> **Task brief**: The entries that follow should be written out exactly.

::::

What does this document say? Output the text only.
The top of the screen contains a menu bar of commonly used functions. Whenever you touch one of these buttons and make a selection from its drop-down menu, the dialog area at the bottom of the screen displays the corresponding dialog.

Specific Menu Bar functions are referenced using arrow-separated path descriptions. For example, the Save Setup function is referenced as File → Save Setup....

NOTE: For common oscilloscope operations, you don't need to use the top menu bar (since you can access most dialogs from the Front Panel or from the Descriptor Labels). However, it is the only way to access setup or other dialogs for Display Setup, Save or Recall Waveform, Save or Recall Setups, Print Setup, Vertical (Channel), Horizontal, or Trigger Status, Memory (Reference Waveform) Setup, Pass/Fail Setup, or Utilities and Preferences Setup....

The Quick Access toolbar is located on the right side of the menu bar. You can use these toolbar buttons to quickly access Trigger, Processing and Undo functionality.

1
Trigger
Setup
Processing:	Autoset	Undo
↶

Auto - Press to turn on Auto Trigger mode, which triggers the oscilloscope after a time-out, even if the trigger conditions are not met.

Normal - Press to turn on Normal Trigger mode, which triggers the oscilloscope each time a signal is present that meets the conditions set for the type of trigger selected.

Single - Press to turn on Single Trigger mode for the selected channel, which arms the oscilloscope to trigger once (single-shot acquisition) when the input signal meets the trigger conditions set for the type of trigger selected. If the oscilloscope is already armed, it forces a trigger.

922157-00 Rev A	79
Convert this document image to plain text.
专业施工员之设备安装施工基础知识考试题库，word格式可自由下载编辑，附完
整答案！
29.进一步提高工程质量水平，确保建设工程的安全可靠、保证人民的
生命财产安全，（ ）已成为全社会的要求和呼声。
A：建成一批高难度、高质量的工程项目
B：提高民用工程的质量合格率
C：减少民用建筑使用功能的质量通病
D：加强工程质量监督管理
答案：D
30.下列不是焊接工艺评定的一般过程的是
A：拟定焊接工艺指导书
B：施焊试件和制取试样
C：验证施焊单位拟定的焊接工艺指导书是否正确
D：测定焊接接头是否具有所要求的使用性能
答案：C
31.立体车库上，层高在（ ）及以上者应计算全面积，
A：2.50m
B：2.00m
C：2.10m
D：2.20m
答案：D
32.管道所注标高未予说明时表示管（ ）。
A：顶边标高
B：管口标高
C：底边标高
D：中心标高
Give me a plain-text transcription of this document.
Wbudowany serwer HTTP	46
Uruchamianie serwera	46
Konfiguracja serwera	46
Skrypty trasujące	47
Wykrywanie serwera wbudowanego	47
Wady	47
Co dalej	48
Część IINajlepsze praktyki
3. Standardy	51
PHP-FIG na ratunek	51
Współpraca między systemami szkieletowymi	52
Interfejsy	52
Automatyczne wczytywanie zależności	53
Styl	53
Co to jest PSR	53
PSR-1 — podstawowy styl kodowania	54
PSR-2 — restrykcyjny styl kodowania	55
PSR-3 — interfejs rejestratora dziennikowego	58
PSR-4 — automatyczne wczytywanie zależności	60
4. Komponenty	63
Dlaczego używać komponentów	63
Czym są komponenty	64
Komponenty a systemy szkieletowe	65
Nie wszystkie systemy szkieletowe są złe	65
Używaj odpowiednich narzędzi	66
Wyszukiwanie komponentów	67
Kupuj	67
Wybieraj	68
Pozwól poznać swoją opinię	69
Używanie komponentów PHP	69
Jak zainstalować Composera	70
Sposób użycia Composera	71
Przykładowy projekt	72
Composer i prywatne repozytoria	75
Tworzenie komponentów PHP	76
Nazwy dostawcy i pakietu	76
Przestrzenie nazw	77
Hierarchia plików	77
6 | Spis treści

::::

> **Task result**:
What does this document say? Output the text only.
The top of the screen contains a menu bar of commonly used functions. Whenever you touch one of these buttons and make a selection from its drop-down menu, the dialog area at the bottom of the screen displays the corresponding dialog.

Specific Menu Bar functions are referenced using arrow-separated path descriptions. For example, the Save Setup function is referenced as File → Save Setup....

NOTE: For common oscilloscope operations, you don't need to use the top menu bar (since you can access most dialogs from the Front Panel or from the Descriptor Labels). However, it is the only way to access setup or other dialogs for Display Setup, Save or Recall Waveform, Save or Recall Setups, Print Setup, Vertical (Channel), Horizontal, or Trigger Status, Memory (Reference Waveform) Setup, Pass/Fail Setup, or Utilities and Preferences Setup....

The Quick Access toolbar is located on the right side of the menu bar. You can use these toolbar buttons to quickly access Trigger, Processing and Undo functionality.

1
Trigger
Setup
Processing:	Autoset	Undo
↶

Auto - Press to turn on Auto Trigger mode, which triggers the oscilloscope after a time-out, even if the trigger conditions are not met.

Normal - Press to turn on Normal Trigger mode, which triggers the oscilloscope each time a signal is present that meets the conditions set for the type of trigger selected.

Single - Press to turn on Single Trigger mode for the selected channel, which arms the oscilloscope to trigger once (single-shot acquisition) when the input signal meets the trigger conditions set for the type of trigger selected. If the oscilloscope is already armed, it forces a trigger.

922157-00 Rev A	79
Convert this document image to plain text.
专业施工员之设备安装施工基础知识考试题库，word格式可自由下载编辑，附完
整答案！
29.进一步提高工程质量水平，确保建设工程的安全可靠、保证人民的
生命财产安全，（ ）已成为全社会的要求和呼声。
A：建成一批高难度、高质量的工程项目
B：提高民用工程的质量合格率
C：减少民用建筑使用功能的质量通病
D：加强工程质量监督管理
答案：D
30.下列不是焊接工艺评定的一般过程的是
A：拟定焊接工艺指导书
B：施焊试件和制取试样
C：验证施焊单位拟定的焊接工艺指导书是否正确
D：测定焊接接头是否具有所要求的使用性能
答案：C
31.立体车库上，层高在（ ）及以上者应计算全面积，
A：2.50m
B：2.00m
C：2.10m
D：2.20m
答案：D
32.管道所注标高未予说明时表示管（ ）。
A：顶边标高
B：管口标高
C：底边标高
D：中心标高
Give me a plain-text transcription of this document.
Wbudowany serwer HTTP	46
Uruchamianie serwera	46
Konfiguracja serwera	46
Skrypty trasujące	47
Wykrywanie serwera wbudowanego	47
Wady	47
Co dalej	48
Część IINajlepsze praktyki
3. Standardy	51
PHP-FIG na ratunek	51
Współpraca między systemami szkieletowymi	52
Interfejsy	52
Automatyczne wczytywanie zależności	53
Styl	53
Co to jest PSR	53
PSR-1 — podstawowy styl kodowania	54
PSR-2 — restrykcyjny styl kodowania	55
PSR-3 — interfejs rejestratora dziennikowego	58
PSR-4 — automatyczne wczytywanie zależności	60
4. Komponenty	63
Dlaczego używać komponentów	63
Czym są komponenty	64
Komponenty a systemy szkieletowe	65
Nie wszystkie systemy szkieletowe są złe	65
Używaj odpowiednich narzędzi	66
Wyszukiwanie komponentów	67
Kupuj	67
Wybieraj	68
Pozwól poznać swoją opinię	69
Używanie komponentów PHP	69
Jak zainstalować Composera	70
Sposób użycia Composera	71
Przykładowy projekt	72
Composer i prywatne repozytoria	75
Tworzenie komponentów PHP	76
Nazwy dostawcy i pakietu	76
Przestrzenie nazw	77
Hierarchia plików	77
6 | Spis treści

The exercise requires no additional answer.